-- Start --
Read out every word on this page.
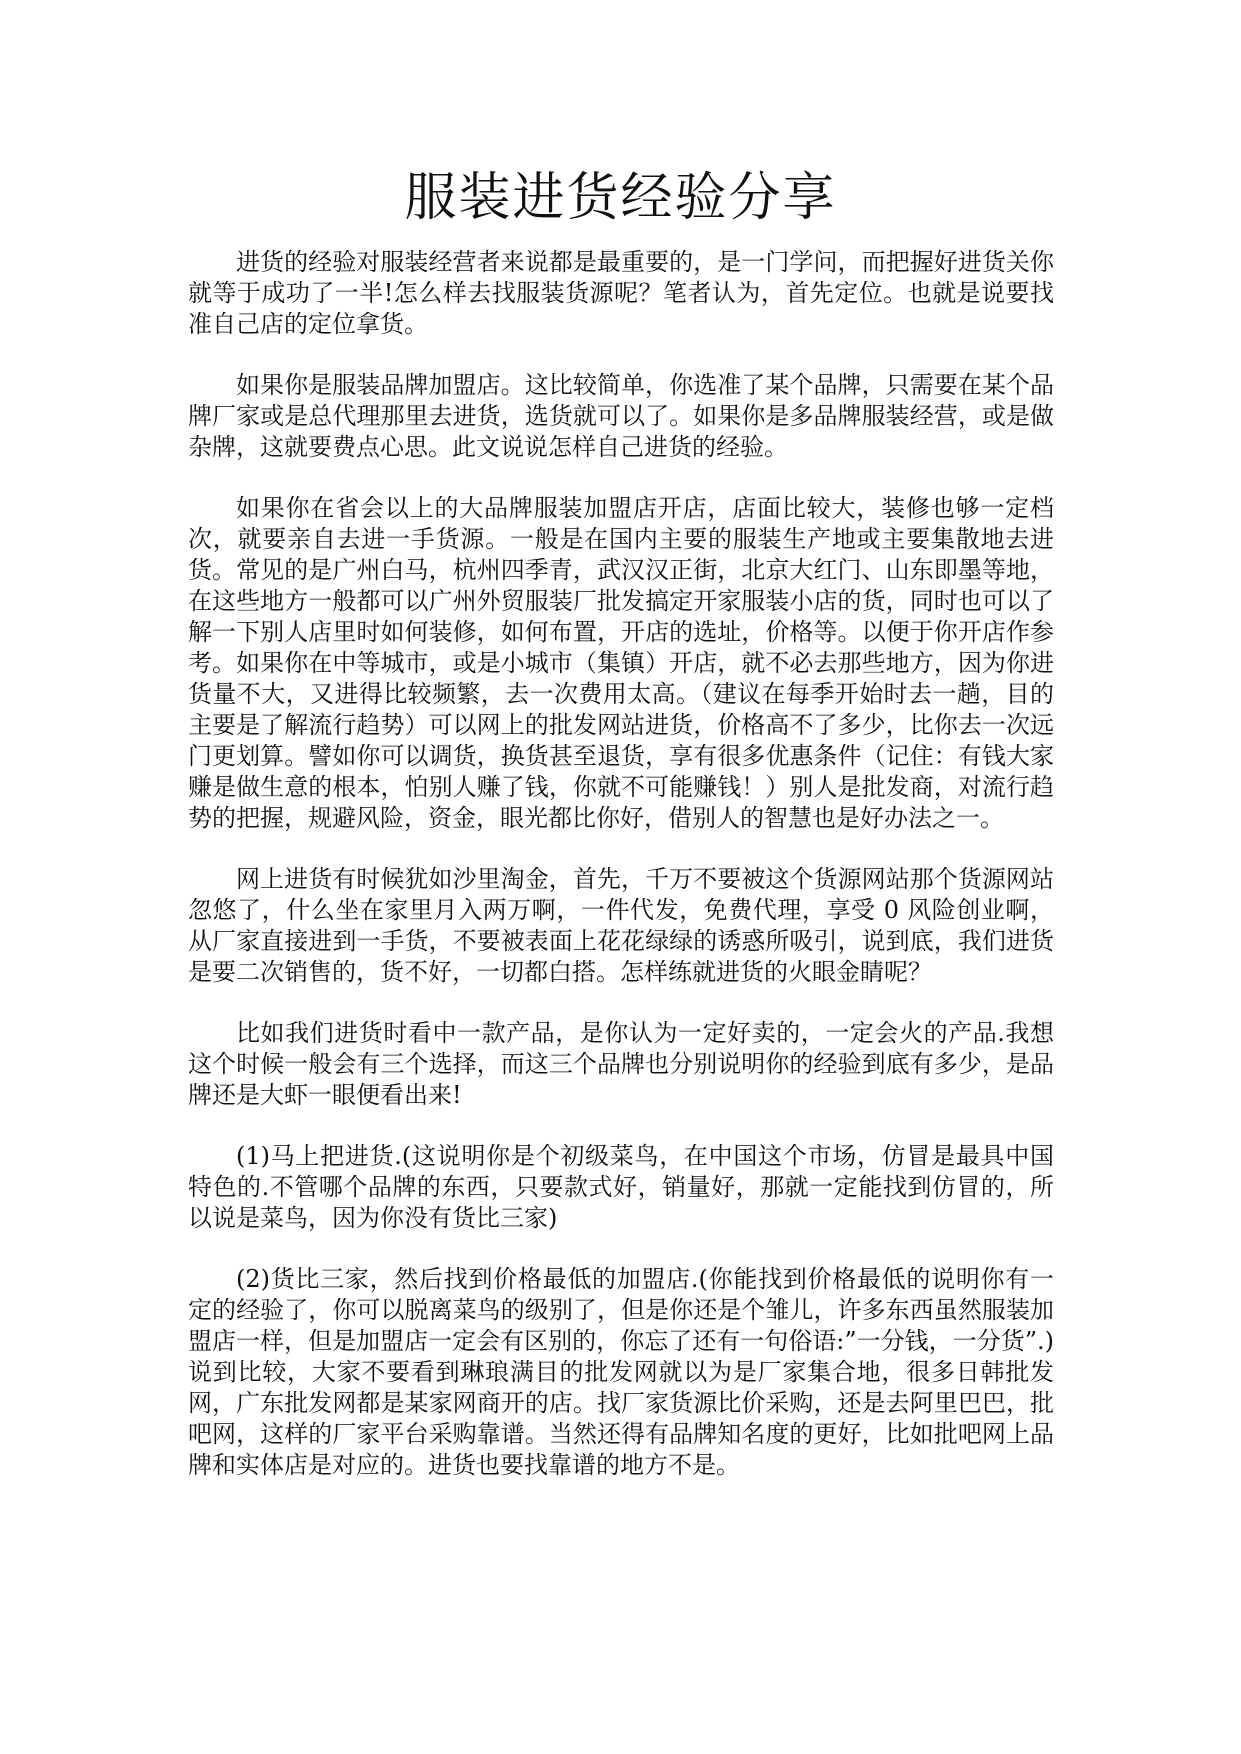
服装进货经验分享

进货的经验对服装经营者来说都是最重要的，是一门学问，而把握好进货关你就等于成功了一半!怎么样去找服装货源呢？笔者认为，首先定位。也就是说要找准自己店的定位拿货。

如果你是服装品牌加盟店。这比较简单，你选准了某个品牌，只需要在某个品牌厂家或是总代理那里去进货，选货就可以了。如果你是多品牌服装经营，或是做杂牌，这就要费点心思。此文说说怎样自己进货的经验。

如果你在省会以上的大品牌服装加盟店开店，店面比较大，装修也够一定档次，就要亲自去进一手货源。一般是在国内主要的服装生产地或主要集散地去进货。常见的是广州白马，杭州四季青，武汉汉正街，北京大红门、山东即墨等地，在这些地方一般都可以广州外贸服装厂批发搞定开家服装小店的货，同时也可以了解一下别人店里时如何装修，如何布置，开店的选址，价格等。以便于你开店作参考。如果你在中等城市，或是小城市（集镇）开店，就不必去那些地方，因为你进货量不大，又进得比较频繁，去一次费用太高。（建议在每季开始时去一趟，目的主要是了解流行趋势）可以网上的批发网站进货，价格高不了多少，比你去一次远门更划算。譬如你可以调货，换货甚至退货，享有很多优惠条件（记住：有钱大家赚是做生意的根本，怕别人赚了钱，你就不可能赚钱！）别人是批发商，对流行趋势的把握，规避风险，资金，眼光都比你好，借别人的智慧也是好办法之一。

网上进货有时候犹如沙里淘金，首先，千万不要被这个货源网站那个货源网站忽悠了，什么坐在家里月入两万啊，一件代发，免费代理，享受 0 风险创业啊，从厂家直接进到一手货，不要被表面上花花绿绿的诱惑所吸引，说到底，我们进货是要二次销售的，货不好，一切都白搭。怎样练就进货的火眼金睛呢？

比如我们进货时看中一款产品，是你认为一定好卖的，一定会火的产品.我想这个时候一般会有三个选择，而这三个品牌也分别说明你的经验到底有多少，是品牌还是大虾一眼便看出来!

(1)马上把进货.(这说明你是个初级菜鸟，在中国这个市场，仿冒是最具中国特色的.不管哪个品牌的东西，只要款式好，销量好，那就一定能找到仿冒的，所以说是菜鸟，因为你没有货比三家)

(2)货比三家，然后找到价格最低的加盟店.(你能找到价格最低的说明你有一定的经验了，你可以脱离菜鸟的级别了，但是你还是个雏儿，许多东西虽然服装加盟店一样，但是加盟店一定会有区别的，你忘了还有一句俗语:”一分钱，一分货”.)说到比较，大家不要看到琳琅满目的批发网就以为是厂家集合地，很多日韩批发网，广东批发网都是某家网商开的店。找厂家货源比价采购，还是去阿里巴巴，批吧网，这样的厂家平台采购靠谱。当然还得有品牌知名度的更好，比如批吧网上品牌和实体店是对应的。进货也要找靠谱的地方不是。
-- End --
-- Start --
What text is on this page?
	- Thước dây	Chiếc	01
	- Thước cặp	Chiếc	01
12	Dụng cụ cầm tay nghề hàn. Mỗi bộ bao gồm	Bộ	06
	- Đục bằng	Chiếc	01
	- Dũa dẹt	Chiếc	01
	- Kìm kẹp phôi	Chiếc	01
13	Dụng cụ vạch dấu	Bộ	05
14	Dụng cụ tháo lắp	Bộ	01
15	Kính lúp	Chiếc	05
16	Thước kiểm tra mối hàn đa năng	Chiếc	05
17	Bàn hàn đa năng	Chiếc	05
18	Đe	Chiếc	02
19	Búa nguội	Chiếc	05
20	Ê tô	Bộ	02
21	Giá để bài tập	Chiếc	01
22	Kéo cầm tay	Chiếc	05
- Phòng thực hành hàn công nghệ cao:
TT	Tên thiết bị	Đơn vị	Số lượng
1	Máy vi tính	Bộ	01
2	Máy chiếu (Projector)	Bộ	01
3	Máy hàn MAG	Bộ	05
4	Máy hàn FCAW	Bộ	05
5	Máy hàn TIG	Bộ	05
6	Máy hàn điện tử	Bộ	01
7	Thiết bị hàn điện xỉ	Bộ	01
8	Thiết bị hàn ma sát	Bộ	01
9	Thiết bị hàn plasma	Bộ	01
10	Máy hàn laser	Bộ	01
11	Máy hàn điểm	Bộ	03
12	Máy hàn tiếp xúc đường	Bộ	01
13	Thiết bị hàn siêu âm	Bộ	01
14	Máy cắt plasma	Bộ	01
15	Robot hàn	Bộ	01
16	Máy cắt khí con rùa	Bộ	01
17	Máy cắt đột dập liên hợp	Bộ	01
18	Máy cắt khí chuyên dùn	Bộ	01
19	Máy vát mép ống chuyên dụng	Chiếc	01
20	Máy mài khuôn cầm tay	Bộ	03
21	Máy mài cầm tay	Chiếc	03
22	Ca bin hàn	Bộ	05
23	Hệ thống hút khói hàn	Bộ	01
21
-- End --
-- Start --
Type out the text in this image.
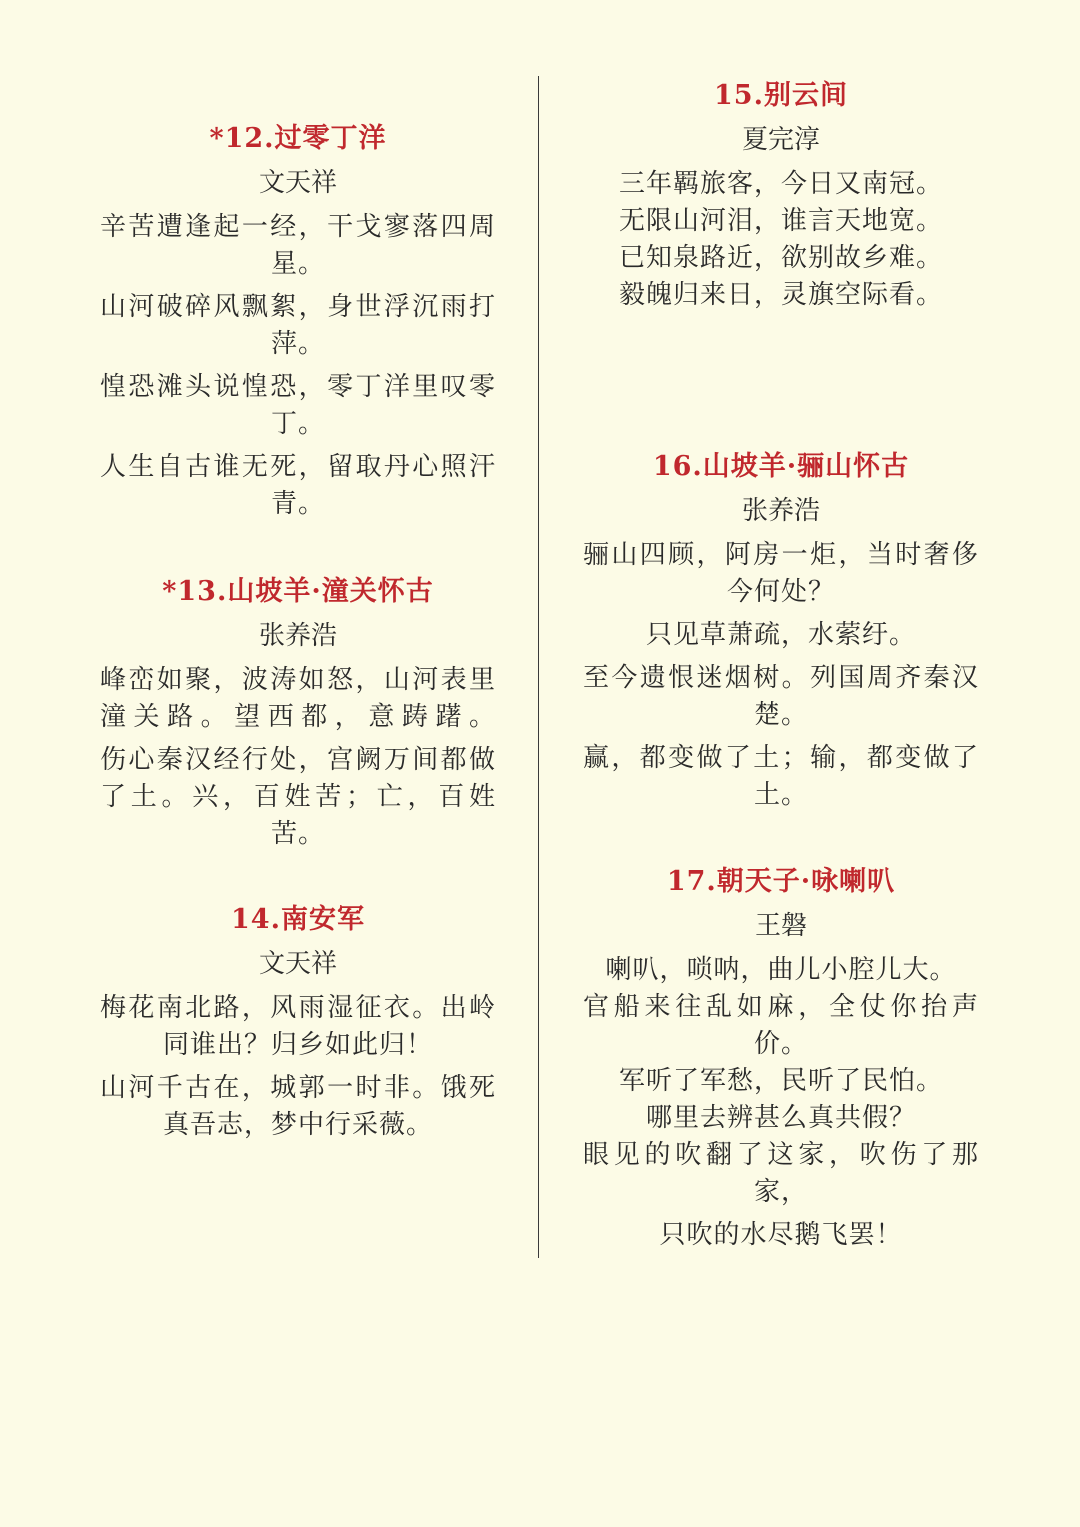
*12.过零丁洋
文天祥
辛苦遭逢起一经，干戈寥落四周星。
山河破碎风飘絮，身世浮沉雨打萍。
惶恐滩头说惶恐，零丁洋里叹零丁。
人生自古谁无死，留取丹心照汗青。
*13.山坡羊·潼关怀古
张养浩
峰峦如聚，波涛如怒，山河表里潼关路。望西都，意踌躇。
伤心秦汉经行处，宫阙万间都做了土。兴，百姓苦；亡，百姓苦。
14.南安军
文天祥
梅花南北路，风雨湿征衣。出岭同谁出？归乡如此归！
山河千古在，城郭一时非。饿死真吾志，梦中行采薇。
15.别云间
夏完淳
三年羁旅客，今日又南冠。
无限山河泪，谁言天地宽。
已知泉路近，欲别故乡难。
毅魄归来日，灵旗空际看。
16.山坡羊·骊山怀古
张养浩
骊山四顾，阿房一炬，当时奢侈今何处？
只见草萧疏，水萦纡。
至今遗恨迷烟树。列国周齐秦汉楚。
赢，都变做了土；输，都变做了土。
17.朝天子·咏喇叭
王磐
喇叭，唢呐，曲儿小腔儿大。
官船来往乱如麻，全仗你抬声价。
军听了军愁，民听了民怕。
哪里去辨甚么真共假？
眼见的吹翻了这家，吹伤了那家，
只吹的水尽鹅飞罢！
-- End --
Go through the entries above and pull out each line with "page" in it.

* [Response to this task]:
Read out every word on this page.
What text is on this page?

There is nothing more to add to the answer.